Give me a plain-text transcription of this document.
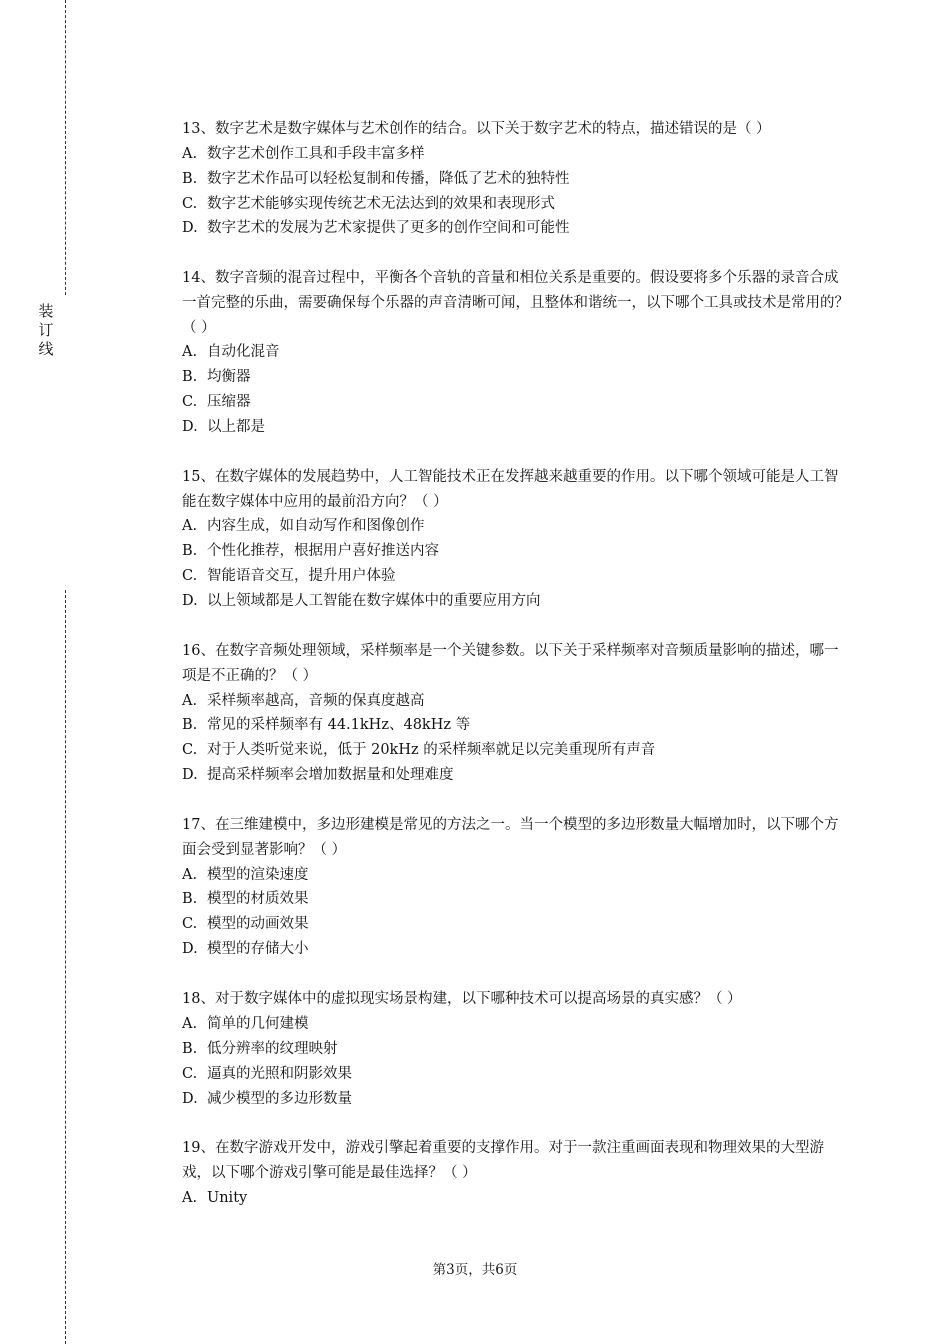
装
订
线
13、数字艺术是数字媒体与艺术创作的结合。以下关于数字艺术的特点，描述错误的是（ ）
A. 数字艺术创作工具和手段丰富多样
B. 数字艺术作品可以轻松复制和传播，降低了艺术的独特性
C. 数字艺术能够实现传统艺术无法达到的效果和表现形式
D. 数字艺术的发展为艺术家提供了更多的创作空间和可能性
14、数字音频的混音过程中，平衡各个音轨的音量和相位关系是重要的。假设要将多个乐器的录音合成一首完整的乐曲，需要确保每个乐器的声音清晰可闻，且整体和谐统一，以下哪个工具或技术是常用的？（ ）
A. 自动化混音
B. 均衡器
C. 压缩器
D. 以上都是
15、在数字媒体的发展趋势中，人工智能技术正在发挥越来越重要的作用。以下哪个领域可能是人工智能在数字媒体中应用的最前沿方向？（ ）
A. 内容生成，如自动写作和图像创作
B. 个性化推荐，根据用户喜好推送内容
C. 智能语音交互，提升用户体验
D. 以上领域都是人工智能在数字媒体中的重要应用方向
16、在数字音频处理领域，采样频率是一个关键参数。以下关于采样频率对音频质量影响的描述，哪一项是不正确的？（ ）
A. 采样频率越高，音频的保真度越高
B. 常见的采样频率有 44.1kHz、48kHz 等
C. 对于人类听觉来说，低于 20kHz 的采样频率就足以完美重现所有声音
D. 提高采样频率会增加数据量和处理难度
17、在三维建模中，多边形建模是常见的方法之一。当一个模型的多边形数量大幅增加时，以下哪个方面会受到显著影响？（ ）
A. 模型的渲染速度
B. 模型的材质效果
C. 模型的动画效果
D. 模型的存储大小
18、对于数字媒体中的虚拟现实场景构建，以下哪种技术可以提高场景的真实感？（ ）
A. 简单的几何建模
B. 低分辨率的纹理映射
C. 逼真的光照和阴影效果
D. 减少模型的多边形数量
19、在数字游戏开发中，游戏引擎起着重要的支撑作用。对于一款注重画面表现和物理效果的大型游戏，以下哪个游戏引擎可能是最佳选择？（ ）
A. Unity
第3页，共6页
----
__Short problem__
Quote the records above in full, dropping each picture.

__Answer to this exercise__
Give me a plain-text transcription of this document.
装
订
线
13、数字艺术是数字媒体与艺术创作的结合。以下关于数字艺术的特点，描述错误的是（ ）
A. 数字艺术创作工具和手段丰富多样
B. 数字艺术作品可以轻松复制和传播，降低了艺术的独特性
C. 数字艺术能够实现传统艺术无法达到的效果和表现形式
D. 数字艺术的发展为艺术家提供了更多的创作空间和可能性
14、数字音频的混音过程中，平衡各个音轨的音量和相位关系是重要的。假设要将多个乐器的录音合成一首完整的乐曲，需要确保每个乐器的声音清晰可闻，且整体和谐统一，以下哪个工具或技术是常用的？（ ）
A. 自动化混音
B. 均衡器
C. 压缩器
D. 以上都是
15、在数字媒体的发展趋势中，人工智能技术正在发挥越来越重要的作用。以下哪个领域可能是人工智能在数字媒体中应用的最前沿方向？（ ）
A. 内容生成，如自动写作和图像创作
B. 个性化推荐，根据用户喜好推送内容
C. 智能语音交互，提升用户体验
D. 以上领域都是人工智能在数字媒体中的重要应用方向
16、在数字音频处理领域，采样频率是一个关键参数。以下关于采样频率对音频质量影响的描述，哪一项是不正确的？（ ）
A. 采样频率越高，音频的保真度越高
B. 常见的采样频率有 44.1kHz、48kHz 等
C. 对于人类听觉来说，低于 20kHz 的采样频率就足以完美重现所有声音
D. 提高采样频率会增加数据量和处理难度
17、在三维建模中，多边形建模是常见的方法之一。当一个模型的多边形数量大幅增加时，以下哪个方面会受到显著影响？（ ）
A. 模型的渲染速度
B. 模型的材质效果
C. 模型的动画效果
D. 模型的存储大小
18、对于数字媒体中的虚拟现实场景构建，以下哪种技术可以提高场景的真实感？（ ）
A. 简单的几何建模
B. 低分辨率的纹理映射
C. 逼真的光照和阴影效果
D. 减少模型的多边形数量
19、在数字游戏开发中，游戏引擎起着重要的支撑作用。对于一款注重画面表现和物理效果的大型游戏，以下哪个游戏引擎可能是最佳选择？（ ）
A. Unity
第3页，共6页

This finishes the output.